### PROBLEM REQUIREMENTS
Scan the records for the word "保持路面干净". Copy each line that includes it.
-- start of DATASET EXCERPTS --
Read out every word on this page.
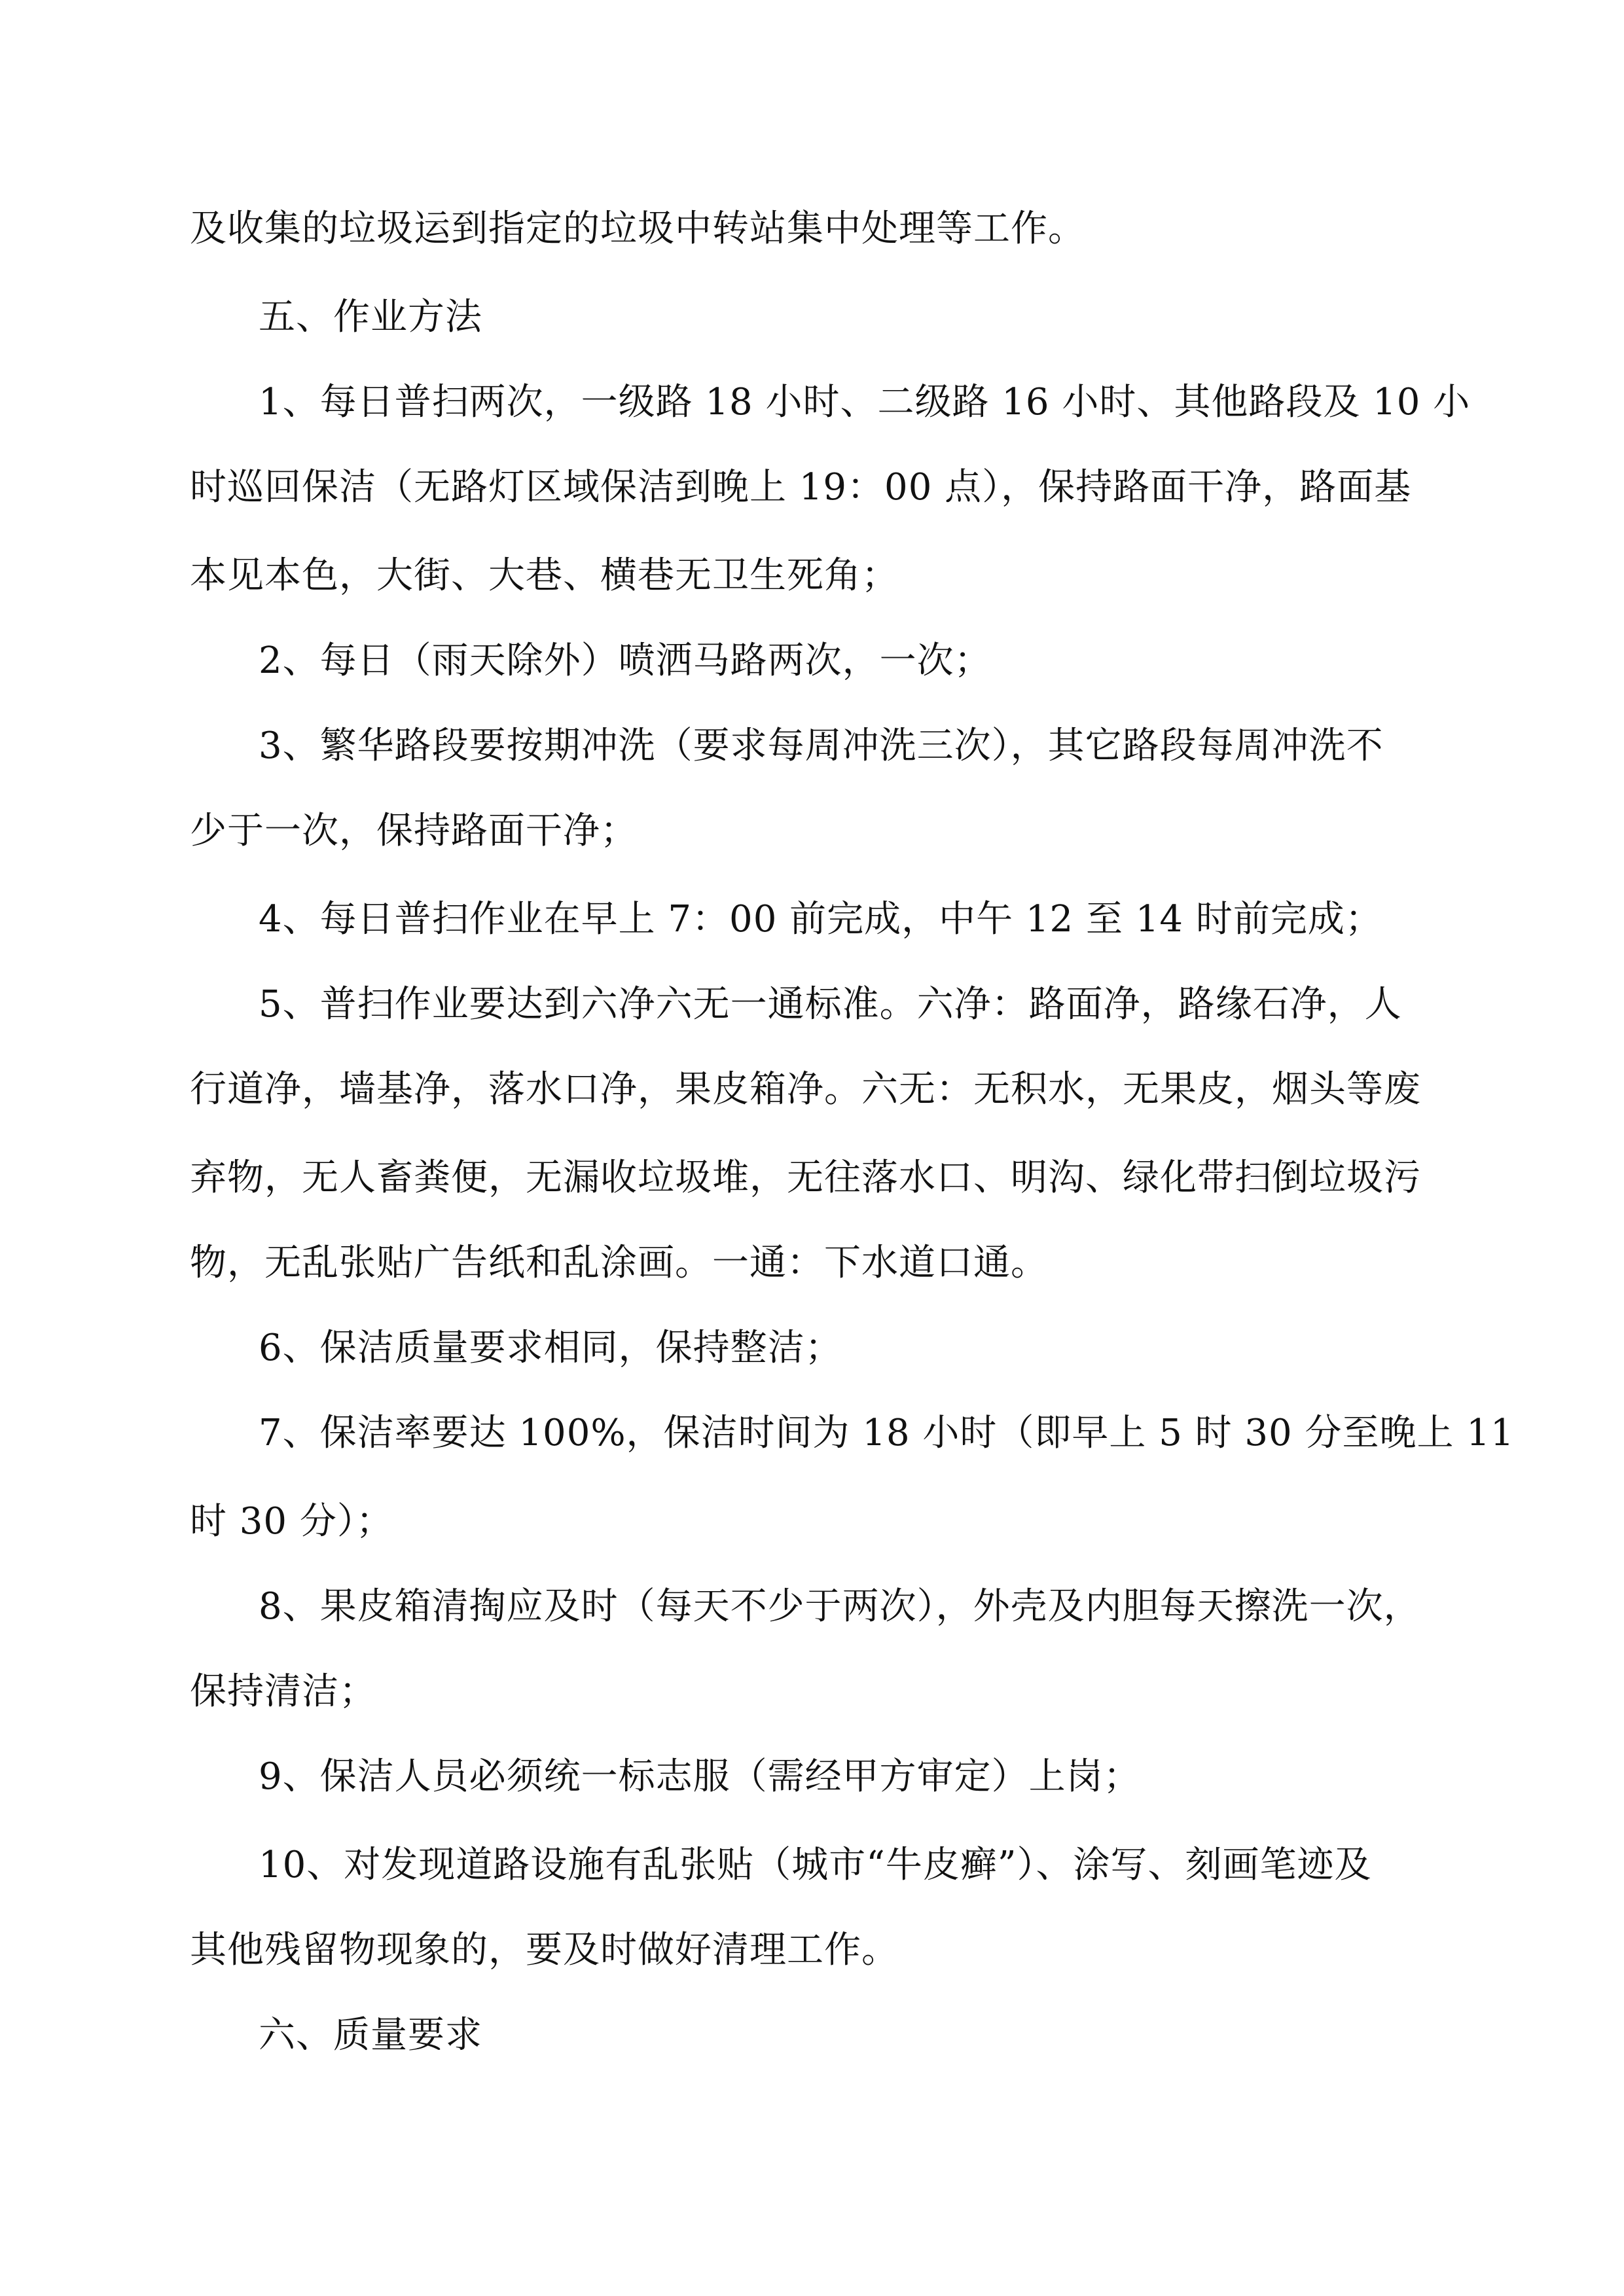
及收集的垃圾运到指定的垃圾中转站集中处理等工作。
五、作业方法
1、每日普扫两次，一级路 18 小时、二级路 16 小时、其他路段及 10 小
时巡回保洁（无路灯区域保洁到晚上 19：00 点），保持路面干净，路面基
本见本色，大街、大巷、横巷无卫生死角；
2、每日（雨天除外）喷洒马路两次，一次；
3、繁华路段要按期冲洗（要求每周冲洗三次），其它路段每周冲洗不
少于一次，保持路面干净；
4、每日普扫作业在早上 7：00 前完成，中午 12 至 14 时前完成；
5、普扫作业要达到六净六无一通标准。六净：路面净，路缘石净，人
行道净，墙基净，落水口净，果皮箱净。六无：无积水，无果皮，烟头等废
弃物，无人畜粪便，无漏收垃圾堆，无往落水口、明沟、绿化带扫倒垃圾污
物，无乱张贴广告纸和乱涂画。一通：下水道口通。
6、保洁质量要求相同，保持整洁；
7、保洁率要达 100%，保洁时间为 18 小时（即早上 5 时 30 分至晚上 11
时 30 分）；
8、果皮箱清掏应及时（每天不少于两次），外壳及内胆每天擦洗一次，
保持清洁；
9、保洁人员必须统一标志服（需经甲方审定）上岗；
10、对发现道路设施有乱张贴（城市“牛皮癣”）、涂写、刻画笔迹及
其他残留物现象的，要及时做好清理工作。
六、质量要求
-- end of DATASET EXCERPTS --
### FINAL RESULT
时巡回保洁（无路灯区域保洁到晚上 19：00 点），保持路面干净，路面基
少于一次，保持路面干净；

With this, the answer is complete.